Collected data entries
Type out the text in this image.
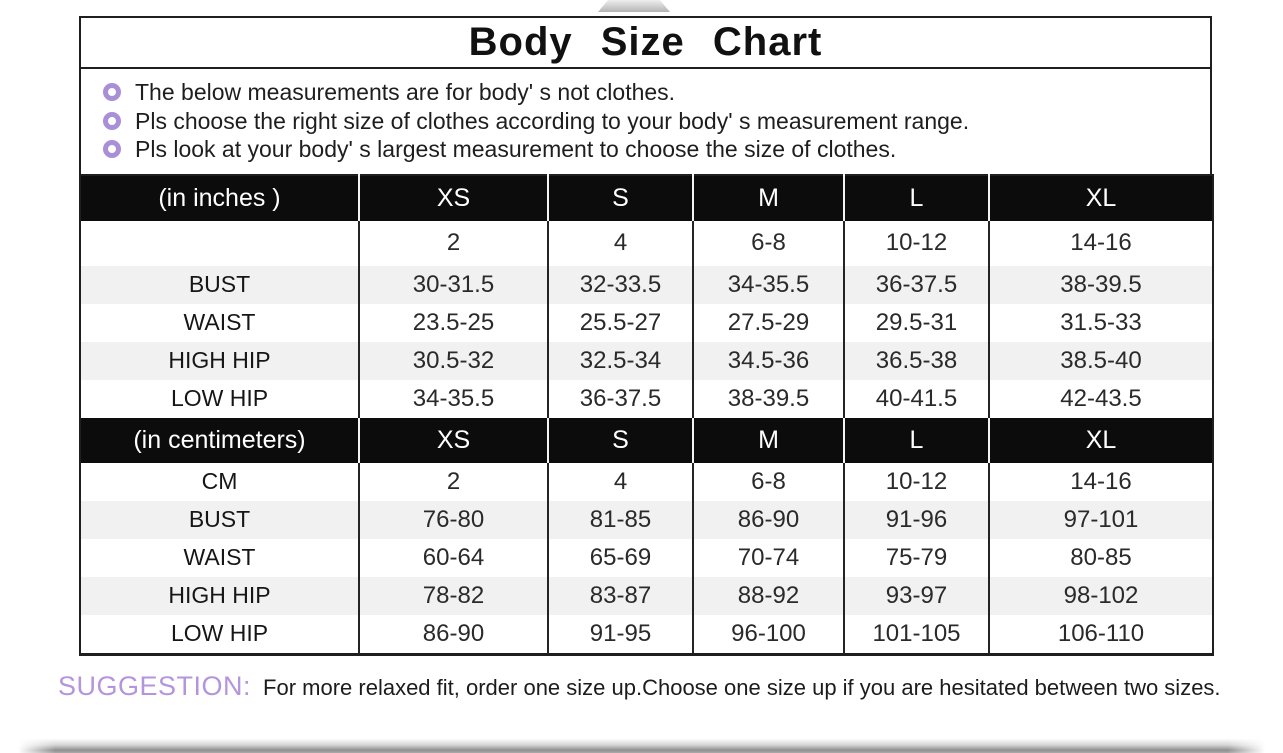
Body Size Chart
The below measurements are for body' s not clothes.
Pls choose the right size of clothes according to your body' s measurement range.
Pls look at your body' s largest measurement to choose the size of clothes.
(in inches )	XS	S	M	L	XL
	2	4	6-8	10-12	14-16
BUST	30-31.5	32-33.5	34-35.5	36-37.5	38-39.5
WAIST	23.5-25	25.5-27	27.5-29	29.5-31	31.5-33
HIGH HIP	30.5-32	32.5-34	34.5-36	36.5-38	38.5-40
LOW HIP	34-35.5	36-37.5	38-39.5	40-41.5	42-43.5
(in centimeters)	XS	S	M	L	XL
CM	2	4	6-8	10-12	14-16
BUST	76-80	81-85	86-90	91-96	97-101
WAIST	60-64	65-69	70-74	75-79	80-85
HIGH HIP	78-82	83-87	88-92	93-97	98-102
LOW HIP	86-90	91-95	96-100	101-105	106-110
SUGGESTION: For more relaxed fit, order one size up.Choose one size up if you are hesitated between two sizes.
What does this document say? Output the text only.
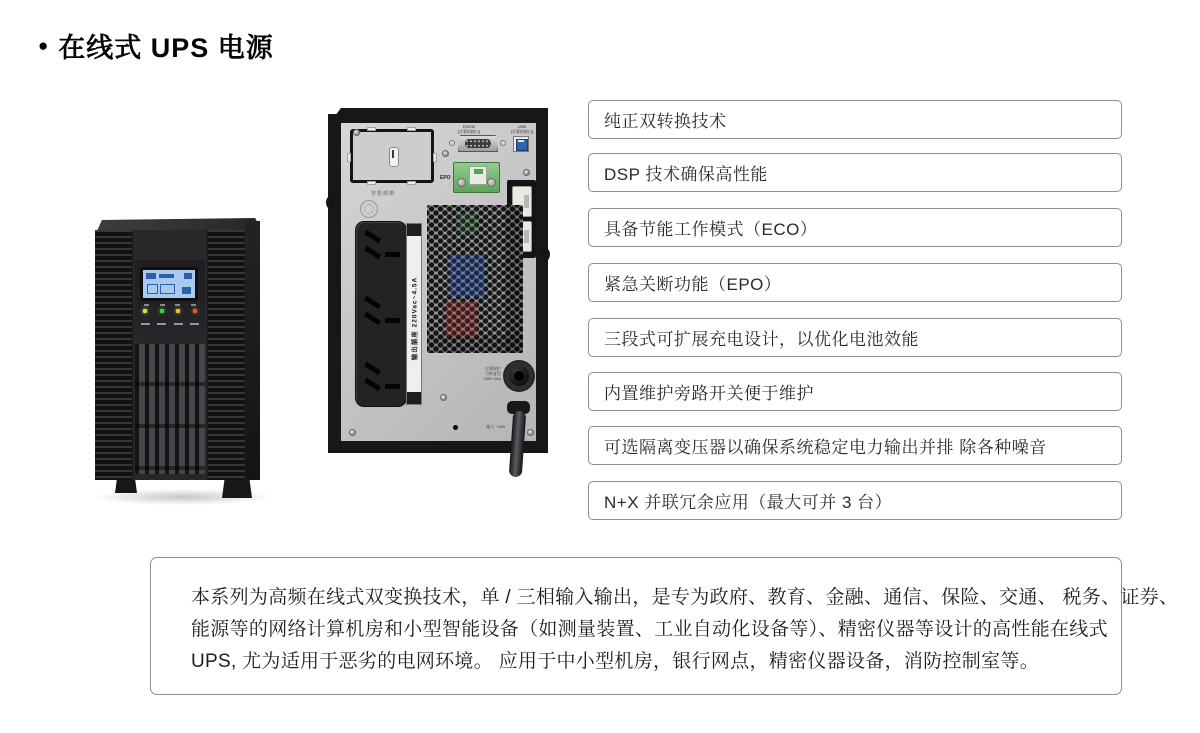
● 在线式 UPS 电源
智能插槽
RS232
(计算机接口)
USB
(计算机接口)
EPO
输出插座 220Vac~4.5A
过载保护
可恢复型
250V 10A
输入 ~10A
纯正双转换技术
DSP 技术确保高性能
具备节能工作模式（ECO）
紧急关断功能（EPO）
三段式可扩展充电设计，以优化电池效能
内置维护旁路开关便于维护
可选隔离变压器以确保系统稳定电力输出并排 除各种噪音
N+X 并联冗余应用（最大可并 3 台）
本系列为高频在线式双变换技术，单 / 三相输入输出，是专为政府、教育、金融、通信、保险、交通、 税务、证券、
能源等的网络计算机房和小型智能设备（如测量装置、工业自动化设备等）、精密仪器等设计的高性能在线式
UPS, 尤为适用于恶劣的电网环境。 应用于中小型机房，银行网点，精密仪器设备，消防控制室等。
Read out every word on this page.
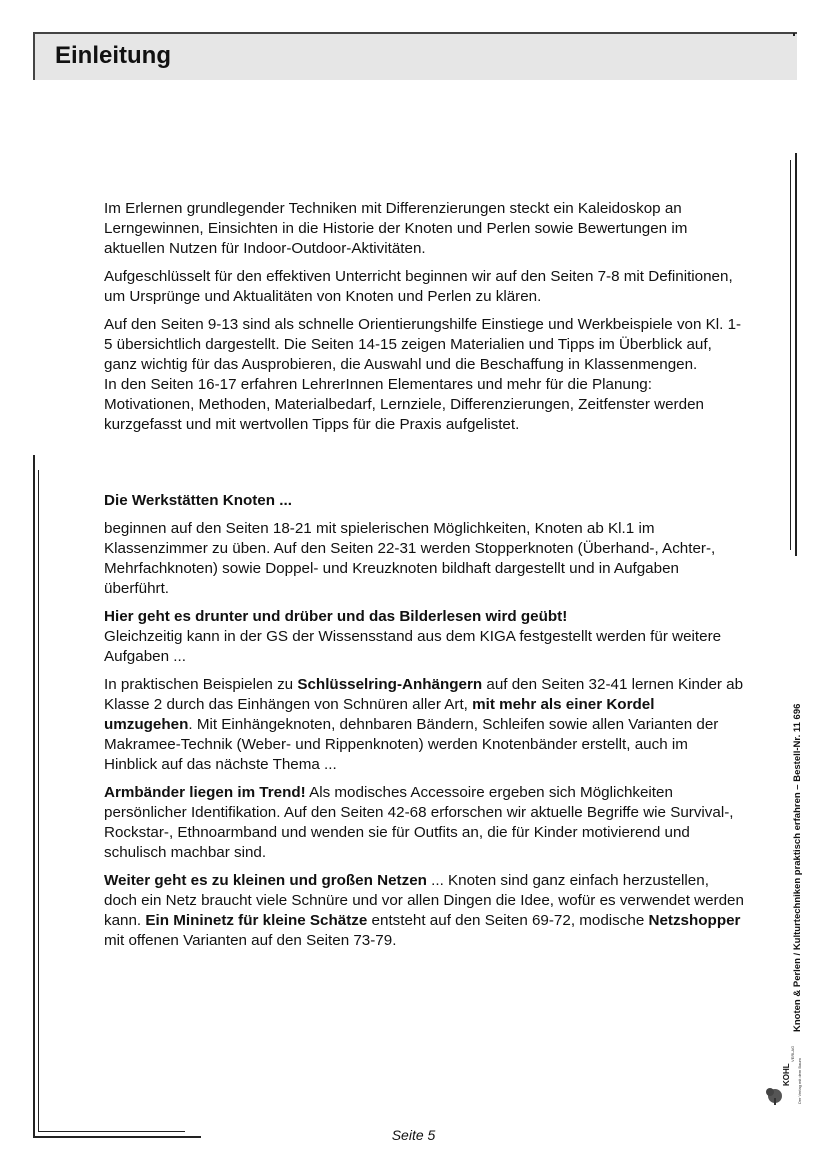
Einleitung

Im Erlernen grundlegender Techniken mit Differenzierungen steckt ein Kaleidoskop an Lerngewinnen, Einsichten in die Historie der Knoten und Perlen sowie Bewertungen im aktuellen Nutzen für Indoor-Outdoor-Aktivitäten.

Aufgeschlüsselt für den effektiven Unterricht beginnen wir auf den Seiten 7-8 mit Definitionen, um Ursprünge und Aktualitäten von Knoten und Perlen zu klären.

Auf den Seiten 9-13 sind als schnelle Orientierungshilfe Einstiege und Werkbeispiele von Kl. 1-5 übersichtlich dargestellt. Die Seiten 14-15 zeigen Materialien und Tipps im Überblick auf, ganz wichtig für das Ausprobieren, die Auswahl und die Beschaffung in Klassenmengen.
In den Seiten 16-17 erfahren LehrerInnen Elementares und mehr für die Planung: Motivationen, Methoden, Materialbedarf, Lernziele, Differenzierungen, Zeitfenster werden kurzgefasst und mit wertvollen Tipps für die Praxis aufgelistet.

Die Werkstätten Knoten ...

beginnen auf den Seiten 18-21 mit spielerischen Möglichkeiten, Knoten ab Kl.1 im Klassenzimmer zu üben. Auf den Seiten 22-31 werden Stopperknoten (Überhand-, Achter-, Mehrfachknoten) sowie Doppel- und Kreuzknoten bildhaft dargestellt und in Aufgaben überführt.

Hier geht es drunter und drüber und das Bilderlesen wird geübt!
Gleichzeitig kann in der GS der Wissensstand aus dem KIGA festgestellt werden für weitere Aufgaben ...

In praktischen Beispielen zu Schlüsselring-Anhängern auf den Seiten 32-41 lernen Kinder ab Klasse 2 durch das Einhängen von Schnüren aller Art, mit mehr als einer Kordel umzugehen. Mit Einhängeknoten, dehnbaren Bändern, Schleifen sowie allen Varianten der Makramee-Technik (Weber- und Rippenknoten) werden Knotenbänder erstellt, auch im Hinblick auf das nächste Thema ...

Armbänder liegen im Trend! Als modisches Accessoire ergeben sich Möglichkeiten persönlicher Identifikation. Auf den Seiten 42-68 erforschen wir aktuelle Begriffe wie Survival-, Rockstar-, Ethnoarmband und wenden sie für Outfits an, die für Kinder motivierend und schulisch machbar sind.

Weiter geht es zu kleinen und großen Netzen ... Knoten sind ganz einfach herzustellen, doch ein Netz braucht viele Schnüre und vor allen Dingen die Idee, wofür es verwendet werden kann. Ein Mininetz für kleine Schätze entsteht auf den Seiten 69-72, modische Netzshopper mit offenen Varianten auf den Seiten 73-79.	Knoten & Perlen / Kulturtechniken praktisch erfahren – Bestell-Nr. 11 696
KOHL
VERLAG
Der Verlag mit dem Baum
Seite 5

**Work to do:**
Within the material above, find the lines that contain the word "WAIST"; copy them.

**Result of the exercise:**
WAIST	23.5-25	25.5-27	27.5-29	29.5-31	31.5-33
WAIST	60-64	65-69	70-74	75-79	80-85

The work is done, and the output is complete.